EXTRACTED MATERIAL »
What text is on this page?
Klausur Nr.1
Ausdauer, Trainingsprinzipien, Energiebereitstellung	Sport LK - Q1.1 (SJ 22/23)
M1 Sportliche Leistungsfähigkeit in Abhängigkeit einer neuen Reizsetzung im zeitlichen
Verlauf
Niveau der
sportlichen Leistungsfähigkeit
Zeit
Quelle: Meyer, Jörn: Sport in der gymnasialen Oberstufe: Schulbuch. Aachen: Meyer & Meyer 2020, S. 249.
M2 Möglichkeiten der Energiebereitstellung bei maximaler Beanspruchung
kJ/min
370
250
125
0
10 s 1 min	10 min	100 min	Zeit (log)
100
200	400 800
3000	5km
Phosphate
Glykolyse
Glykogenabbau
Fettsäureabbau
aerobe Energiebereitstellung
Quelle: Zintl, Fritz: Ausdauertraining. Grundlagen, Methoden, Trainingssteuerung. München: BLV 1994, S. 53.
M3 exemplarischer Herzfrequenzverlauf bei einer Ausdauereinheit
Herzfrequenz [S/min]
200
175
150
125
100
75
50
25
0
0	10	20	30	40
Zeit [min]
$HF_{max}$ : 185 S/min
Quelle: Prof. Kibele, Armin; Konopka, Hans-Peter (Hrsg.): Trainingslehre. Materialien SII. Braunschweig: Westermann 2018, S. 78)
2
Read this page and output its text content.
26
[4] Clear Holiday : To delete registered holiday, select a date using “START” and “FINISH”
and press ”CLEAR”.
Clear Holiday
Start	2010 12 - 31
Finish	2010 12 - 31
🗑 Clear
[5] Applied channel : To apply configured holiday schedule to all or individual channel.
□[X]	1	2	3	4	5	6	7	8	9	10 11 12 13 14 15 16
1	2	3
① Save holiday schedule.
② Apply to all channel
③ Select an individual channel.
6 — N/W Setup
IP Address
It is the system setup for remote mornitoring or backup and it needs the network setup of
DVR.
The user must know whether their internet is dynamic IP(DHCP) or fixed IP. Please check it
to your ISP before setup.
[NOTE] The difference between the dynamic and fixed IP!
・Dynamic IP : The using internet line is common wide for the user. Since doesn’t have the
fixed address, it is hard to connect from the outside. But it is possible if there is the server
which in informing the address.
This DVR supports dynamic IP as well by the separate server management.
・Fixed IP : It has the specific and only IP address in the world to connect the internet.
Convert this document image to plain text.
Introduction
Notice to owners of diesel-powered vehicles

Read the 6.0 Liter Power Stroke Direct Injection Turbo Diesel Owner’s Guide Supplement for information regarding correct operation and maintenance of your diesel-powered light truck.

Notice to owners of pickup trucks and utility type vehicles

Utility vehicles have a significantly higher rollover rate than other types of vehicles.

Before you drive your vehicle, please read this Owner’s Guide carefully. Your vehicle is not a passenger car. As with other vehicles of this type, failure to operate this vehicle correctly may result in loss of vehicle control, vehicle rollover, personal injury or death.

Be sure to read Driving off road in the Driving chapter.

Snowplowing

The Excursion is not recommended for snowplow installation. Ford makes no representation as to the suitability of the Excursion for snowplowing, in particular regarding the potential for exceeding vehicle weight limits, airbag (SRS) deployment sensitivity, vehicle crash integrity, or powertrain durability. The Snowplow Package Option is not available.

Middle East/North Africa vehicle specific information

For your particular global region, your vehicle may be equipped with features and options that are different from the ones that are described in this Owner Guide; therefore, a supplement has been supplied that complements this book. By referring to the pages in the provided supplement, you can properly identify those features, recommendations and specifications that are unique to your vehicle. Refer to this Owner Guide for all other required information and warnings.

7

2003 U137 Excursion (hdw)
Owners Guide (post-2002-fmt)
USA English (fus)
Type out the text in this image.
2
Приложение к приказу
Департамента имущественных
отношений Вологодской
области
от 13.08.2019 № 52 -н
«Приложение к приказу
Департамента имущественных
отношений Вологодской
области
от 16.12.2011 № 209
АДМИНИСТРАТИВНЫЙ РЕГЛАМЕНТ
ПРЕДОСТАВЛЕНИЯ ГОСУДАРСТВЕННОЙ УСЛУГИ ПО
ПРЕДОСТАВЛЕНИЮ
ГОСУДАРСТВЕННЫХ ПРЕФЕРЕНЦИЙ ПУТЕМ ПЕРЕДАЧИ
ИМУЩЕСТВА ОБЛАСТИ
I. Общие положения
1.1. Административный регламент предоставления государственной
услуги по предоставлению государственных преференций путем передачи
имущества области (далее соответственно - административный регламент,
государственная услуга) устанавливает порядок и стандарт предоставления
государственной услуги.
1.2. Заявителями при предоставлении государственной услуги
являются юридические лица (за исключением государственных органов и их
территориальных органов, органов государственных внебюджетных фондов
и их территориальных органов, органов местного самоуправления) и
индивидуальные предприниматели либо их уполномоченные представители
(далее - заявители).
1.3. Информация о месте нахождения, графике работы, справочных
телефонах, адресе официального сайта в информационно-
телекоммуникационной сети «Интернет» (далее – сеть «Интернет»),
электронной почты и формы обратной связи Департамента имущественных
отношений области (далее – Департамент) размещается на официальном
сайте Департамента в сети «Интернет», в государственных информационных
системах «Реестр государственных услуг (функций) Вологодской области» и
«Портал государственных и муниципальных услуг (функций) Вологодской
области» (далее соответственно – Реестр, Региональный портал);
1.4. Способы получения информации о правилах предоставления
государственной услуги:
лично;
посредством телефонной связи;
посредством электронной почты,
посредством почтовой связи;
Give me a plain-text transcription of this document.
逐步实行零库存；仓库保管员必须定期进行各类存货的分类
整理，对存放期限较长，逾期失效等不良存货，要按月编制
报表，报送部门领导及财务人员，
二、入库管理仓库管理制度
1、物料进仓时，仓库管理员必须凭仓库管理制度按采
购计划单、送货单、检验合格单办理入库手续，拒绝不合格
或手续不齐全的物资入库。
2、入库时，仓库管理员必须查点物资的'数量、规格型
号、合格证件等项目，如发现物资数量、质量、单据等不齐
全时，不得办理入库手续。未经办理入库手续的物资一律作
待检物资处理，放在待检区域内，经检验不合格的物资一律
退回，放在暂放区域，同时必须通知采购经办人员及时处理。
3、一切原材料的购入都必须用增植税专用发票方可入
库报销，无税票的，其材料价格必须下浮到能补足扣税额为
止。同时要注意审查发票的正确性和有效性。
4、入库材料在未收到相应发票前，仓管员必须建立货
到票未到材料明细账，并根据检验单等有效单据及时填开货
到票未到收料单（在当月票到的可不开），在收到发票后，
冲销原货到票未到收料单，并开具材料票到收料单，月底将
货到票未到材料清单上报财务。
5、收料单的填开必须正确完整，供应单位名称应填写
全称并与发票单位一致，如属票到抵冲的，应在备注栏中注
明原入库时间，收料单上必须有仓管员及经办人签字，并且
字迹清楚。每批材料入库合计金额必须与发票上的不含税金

AIM » Write the listing out again, exactly as shown above.

RESPONSE TO THIS EXERCISE »
What text is on this page?
Klausur Nr.1
Ausdauer, Trainingsprinzipien, Energiebereitstellung	Sport LK - Q1.1 (SJ 22/23)
M1 Sportliche Leistungsfähigkeit in Abhängigkeit einer neuen Reizsetzung im zeitlichen
Verlauf
Niveau der
sportlichen Leistungsfähigkeit
Zeit
Quelle: Meyer, Jörn: Sport in der gymnasialen Oberstufe: Schulbuch. Aachen: Meyer & Meyer 2020, S. 249.
M2 Möglichkeiten der Energiebereitstellung bei maximaler Beanspruchung
kJ/min
370
250
125
0
10 s 1 min	10 min	100 min	Zeit (log)
100
200	400 800
3000	5km
Phosphate
Glykolyse
Glykogenabbau
Fettsäureabbau
aerobe Energiebereitstellung
Quelle: Zintl, Fritz: Ausdauertraining. Grundlagen, Methoden, Trainingssteuerung. München: BLV 1994, S. 53.
M3 exemplarischer Herzfrequenzverlauf bei einer Ausdauereinheit
Herzfrequenz [S/min]
200
175
150
125
100
75
50
25
0
0	10	20	30	40
Zeit [min]
$HF_{max}$ : 185 S/min
Quelle: Prof. Kibele, Armin; Konopka, Hans-Peter (Hrsg.): Trainingslehre. Materialien SII. Braunschweig: Westermann 2018, S. 78)
2
Read this page and output its text content.
26
[4] Clear Holiday : To delete registered holiday, select a date using “START” and “FINISH”
and press ”CLEAR”.
Clear Holiday
Start	2010 12 - 31
Finish	2010 12 - 31
🗑 Clear
[5] Applied channel : To apply configured holiday schedule to all or individual channel.
□[X]	1	2	3	4	5	6	7	8	9	10 11 12 13 14 15 16
1	2	3
① Save holiday schedule.
② Apply to all channel
③ Select an individual channel.
6 — N/W Setup
IP Address
It is the system setup for remote mornitoring or backup and it needs the network setup of
DVR.
The user must know whether their internet is dynamic IP(DHCP) or fixed IP. Please check it
to your ISP before setup.
[NOTE] The difference between the dynamic and fixed IP!
・Dynamic IP : The using internet line is common wide for the user. Since doesn’t have the
fixed address, it is hard to connect from the outside. But it is possible if there is the server
which in informing the address.
This DVR supports dynamic IP as well by the separate server management.
・Fixed IP : It has the specific and only IP address in the world to connect the internet.
Convert this document image to plain text.
Introduction
Notice to owners of diesel-powered vehicles

Read the 6.0 Liter Power Stroke Direct Injection Turbo Diesel Owner’s Guide Supplement for information regarding correct operation and maintenance of your diesel-powered light truck.

Notice to owners of pickup trucks and utility type vehicles

Utility vehicles have a significantly higher rollover rate than other types of vehicles.

Before you drive your vehicle, please read this Owner’s Guide carefully. Your vehicle is not a passenger car. As with other vehicles of this type, failure to operate this vehicle correctly may result in loss of vehicle control, vehicle rollover, personal injury or death.

Be sure to read Driving off road in the Driving chapter.

Snowplowing

The Excursion is not recommended for snowplow installation. Ford makes no representation as to the suitability of the Excursion for snowplowing, in particular regarding the potential for exceeding vehicle weight limits, airbag (SRS) deployment sensitivity, vehicle crash integrity, or powertrain durability. The Snowplow Package Option is not available.

Middle East/North Africa vehicle specific information

For your particular global region, your vehicle may be equipped with features and options that are different from the ones that are described in this Owner Guide; therefore, a supplement has been supplied that complements this book. By referring to the pages in the provided supplement, you can properly identify those features, recommendations and specifications that are unique to your vehicle. Refer to this Owner Guide for all other required information and warnings.

7

2003 U137 Excursion (hdw)
Owners Guide (post-2002-fmt)
USA English (fus)
Type out the text in this image.
2
Приложение к приказу
Департамента имущественных
отношений Вологодской
области
от 13.08.2019 № 52 -н
«Приложение к приказу
Департамента имущественных
отношений Вологодской
области
от 16.12.2011 № 209
АДМИНИСТРАТИВНЫЙ РЕГЛАМЕНТ
ПРЕДОСТАВЛЕНИЯ ГОСУДАРСТВЕННОЙ УСЛУГИ ПО
ПРЕДОСТАВЛЕНИЮ
ГОСУДАРСТВЕННЫХ ПРЕФЕРЕНЦИЙ ПУТЕМ ПЕРЕДАЧИ
ИМУЩЕСТВА ОБЛАСТИ
I. Общие положения
1.1. Административный регламент предоставления государственной
услуги по предоставлению государственных преференций путем передачи
имущества области (далее соответственно - административный регламент,
государственная услуга) устанавливает порядок и стандарт предоставления
государственной услуги.
1.2. Заявителями при предоставлении государственной услуги
являются юридические лица (за исключением государственных органов и их
территориальных органов, органов государственных внебюджетных фондов
и их территориальных органов, органов местного самоуправления) и
индивидуальные предприниматели либо их уполномоченные представители
(далее - заявители).
1.3. Информация о месте нахождения, графике работы, справочных
телефонах, адресе официального сайта в информационно-
телекоммуникационной сети «Интернет» (далее – сеть «Интернет»),
электронной почты и формы обратной связи Департамента имущественных
отношений области (далее – Департамент) размещается на официальном
сайте Департамента в сети «Интернет», в государственных информационных
системах «Реестр государственных услуг (функций) Вологодской области» и
«Портал государственных и муниципальных услуг (функций) Вологодской
области» (далее соответственно – Реестр, Региональный портал);
1.4. Способы получения информации о правилах предоставления
государственной услуги:
лично;
посредством телефонной связи;
посредством электронной почты,
посредством почтовой связи;
Give me a plain-text transcription of this document.
逐步实行零库存；仓库保管员必须定期进行各类存货的分类
整理，对存放期限较长，逾期失效等不良存货，要按月编制
报表，报送部门领导及财务人员，
二、入库管理仓库管理制度
1、物料进仓时，仓库管理员必须凭仓库管理制度按采
购计划单、送货单、检验合格单办理入库手续，拒绝不合格
或手续不齐全的物资入库。
2、入库时，仓库管理员必须查点物资的'数量、规格型
号、合格证件等项目，如发现物资数量、质量、单据等不齐
全时，不得办理入库手续。未经办理入库手续的物资一律作
待检物资处理，放在待检区域内，经检验不合格的物资一律
退回，放在暂放区域，同时必须通知采购经办人员及时处理。
3、一切原材料的购入都必须用增植税专用发票方可入
库报销，无税票的，其材料价格必须下浮到能补足扣税额为
止。同时要注意审查发票的正确性和有效性。
4、入库材料在未收到相应发票前，仓管员必须建立货
到票未到材料明细账，并根据检验单等有效单据及时填开货
到票未到收料单（在当月票到的可不开），在收到发票后，
冲销原货到票未到收料单，并开具材料票到收料单，月底将
货到票未到材料清单上报财务。
5、收料单的填开必须正确完整，供应单位名称应填写
全称并与发票单位一致，如属票到抵冲的，应在备注栏中注
明原入库时间，收料单上必须有仓管员及经办人签字，并且
字迹清楚。每批材料入库合计金额必须与发票上的不含税金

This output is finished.